Take down each entry exactly as written.
○ ○ ○
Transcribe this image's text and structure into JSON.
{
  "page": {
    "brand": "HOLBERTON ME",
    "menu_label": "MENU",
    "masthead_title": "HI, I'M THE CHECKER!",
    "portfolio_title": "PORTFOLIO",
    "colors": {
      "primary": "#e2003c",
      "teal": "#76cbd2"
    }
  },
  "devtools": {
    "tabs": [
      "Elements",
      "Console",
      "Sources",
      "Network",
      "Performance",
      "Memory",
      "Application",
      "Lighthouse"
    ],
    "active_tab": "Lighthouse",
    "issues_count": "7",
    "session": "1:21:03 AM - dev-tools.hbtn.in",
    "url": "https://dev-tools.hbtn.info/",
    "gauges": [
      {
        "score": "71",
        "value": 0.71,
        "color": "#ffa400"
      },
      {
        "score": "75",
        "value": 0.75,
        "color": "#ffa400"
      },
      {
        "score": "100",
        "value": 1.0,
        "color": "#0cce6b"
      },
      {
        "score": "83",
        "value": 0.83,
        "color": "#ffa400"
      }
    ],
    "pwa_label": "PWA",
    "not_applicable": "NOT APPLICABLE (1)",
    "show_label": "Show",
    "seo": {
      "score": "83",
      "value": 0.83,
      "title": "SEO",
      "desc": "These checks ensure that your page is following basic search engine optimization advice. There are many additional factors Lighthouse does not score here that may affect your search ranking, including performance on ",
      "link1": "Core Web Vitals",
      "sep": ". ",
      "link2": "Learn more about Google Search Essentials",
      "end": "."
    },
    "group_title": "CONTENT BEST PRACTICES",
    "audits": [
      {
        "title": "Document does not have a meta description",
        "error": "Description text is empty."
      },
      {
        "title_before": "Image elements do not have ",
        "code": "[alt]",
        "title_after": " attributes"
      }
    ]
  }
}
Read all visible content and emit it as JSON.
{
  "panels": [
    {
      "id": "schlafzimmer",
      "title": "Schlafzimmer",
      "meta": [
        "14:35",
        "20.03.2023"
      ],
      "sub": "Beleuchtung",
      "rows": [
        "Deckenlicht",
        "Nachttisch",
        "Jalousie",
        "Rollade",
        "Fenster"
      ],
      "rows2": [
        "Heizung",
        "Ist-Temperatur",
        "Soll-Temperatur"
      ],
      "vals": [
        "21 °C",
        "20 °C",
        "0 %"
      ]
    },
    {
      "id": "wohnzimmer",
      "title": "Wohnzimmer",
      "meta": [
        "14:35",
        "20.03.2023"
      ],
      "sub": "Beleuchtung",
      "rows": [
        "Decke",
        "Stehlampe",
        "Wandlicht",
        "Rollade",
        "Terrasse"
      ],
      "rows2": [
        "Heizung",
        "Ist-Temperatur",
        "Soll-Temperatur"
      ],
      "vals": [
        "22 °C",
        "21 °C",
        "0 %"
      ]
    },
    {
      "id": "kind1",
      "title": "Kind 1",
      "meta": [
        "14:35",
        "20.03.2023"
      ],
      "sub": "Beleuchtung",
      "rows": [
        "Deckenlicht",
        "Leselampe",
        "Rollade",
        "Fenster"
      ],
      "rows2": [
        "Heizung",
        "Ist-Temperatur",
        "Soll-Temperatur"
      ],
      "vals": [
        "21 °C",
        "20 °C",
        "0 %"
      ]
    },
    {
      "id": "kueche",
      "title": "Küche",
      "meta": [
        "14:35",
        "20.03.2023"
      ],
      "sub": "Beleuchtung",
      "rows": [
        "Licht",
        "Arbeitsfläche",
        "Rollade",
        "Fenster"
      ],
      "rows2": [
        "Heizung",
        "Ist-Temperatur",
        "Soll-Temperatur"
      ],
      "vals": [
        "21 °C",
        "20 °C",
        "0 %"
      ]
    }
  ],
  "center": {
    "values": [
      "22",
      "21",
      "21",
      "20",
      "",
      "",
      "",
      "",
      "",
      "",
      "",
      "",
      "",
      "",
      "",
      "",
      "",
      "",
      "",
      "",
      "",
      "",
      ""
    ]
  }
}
○ ○ ○
◆ Complete response
Transcribe this image's text and structure into JSON.
{
  "page": {
    "brand": "HOLBERTON ME",
    "menu_label": "MENU",
    "masthead_title": "HI, I'M THE CHECKER!",
    "portfolio_title": "PORTFOLIO",
    "colors": {
      "primary": "#e2003c",
      "teal": "#76cbd2"
    }
  },
  "devtools": {
    "tabs": [
      "Elements",
      "Console",
      "Sources",
      "Network",
      "Performance",
      "Memory",
      "Application",
      "Lighthouse"
    ],
    "active_tab": "Lighthouse",
    "issues_count": "7",
    "session": "1:21:03 AM - dev-tools.hbtn.in",
    "url": "https://dev-tools.hbtn.info/",
    "gauges": [
      {
        "score": "71",
        "value": 0.71,
        "color": "#ffa400"
      },
      {
        "score": "75",
        "value": 0.75,
        "color": "#ffa400"
      },
      {
        "score": "100",
        "value": 1.0,
        "color": "#0cce6b"
      },
      {
        "score": "83",
        "value": 0.83,
        "color": "#ffa400"
      }
    ],
    "pwa_label": "PWA",
    "not_applicable": "NOT APPLICABLE (1)",
    "show_label": "Show",
    "seo": {
      "score": "83",
      "value": 0.83,
      "title": "SEO",
      "desc": "These checks ensure that your page is following basic search engine optimization advice. There are many additional factors Lighthouse does not score here that may affect your search ranking, including performance on ",
      "link1": "Core Web Vitals",
      "sep": ". ",
      "link2": "Learn more about Google Search Essentials",
      "end": "."
    },
    "group_title": "CONTENT BEST PRACTICES",
    "audits": [
      {
        "title": "Document does not have a meta description",
        "error": "Description text is empty."
      },
      {
        "title_before": "Image elements do not have ",
        "code": "[alt]",
        "title_after": " attributes"
      }
    ]
  }
}
Read all visible content and emit it as JSON.
{
  "panels": [
    {
      "id": "schlafzimmer",
      "title": "Schlafzimmer",
      "meta": [
        "14:35",
        "20.03.2023"
      ],
      "sub": "Beleuchtung",
      "rows": [
        "Deckenlicht",
        "Nachttisch",
        "Jalousie",
        "Rollade",
        "Fenster"
      ],
      "rows2": [
        "Heizung",
        "Ist-Temperatur",
        "Soll-Temperatur"
      ],
      "vals": [
        "21 °C",
        "20 °C",
        "0 %"
      ]
    },
    {
      "id": "wohnzimmer",
      "title": "Wohnzimmer",
      "meta": [
        "14:35",
        "20.03.2023"
      ],
      "sub": "Beleuchtung",
      "rows": [
        "Decke",
        "Stehlampe",
        "Wandlicht",
        "Rollade",
        "Terrasse"
      ],
      "rows2": [
        "Heizung",
        "Ist-Temperatur",
        "Soll-Temperatur"
      ],
      "vals": [
        "22 °C",
        "21 °C",
        "0 %"
      ]
    },
    {
      "id": "kind1",
      "title": "Kind 1",
      "meta": [
        "14:35",
        "20.03.2023"
      ],
      "sub": "Beleuchtung",
      "rows": [
        "Deckenlicht",
        "Leselampe",
        "Rollade",
        "Fenster"
      ],
      "rows2": [
        "Heizung",
        "Ist-Temperatur",
        "Soll-Temperatur"
      ],
      "vals": [
        "21 °C",
        "20 °C",
        "0 %"
      ]
    },
    {
      "id": "kueche",
      "title": "Küche",
      "meta": [
        "14:35",
        "20.03.2023"
      ],
      "sub": "Beleuchtung",
      "rows": [
        "Licht",
        "Arbeitsfläche",
        "Rollade",
        "Fenster"
      ],
      "rows2": [
        "Heizung",
        "Ist-Temperatur",
        "Soll-Temperatur"
      ],
      "vals": [
        "21 °C",
        "20 °C",
        "0 %"
      ]
    }
  ],
  "center": {
    "values": [
      "22",
      "21",
      "21",
      "20",
      "",
      "",
      "",
      "",
      "",
      "",
      "",
      "",
      "",
      "",
      "",
      "",
      "",
      "",
      "",
      "",
      "",
      "",
      ""
    ]
  }
}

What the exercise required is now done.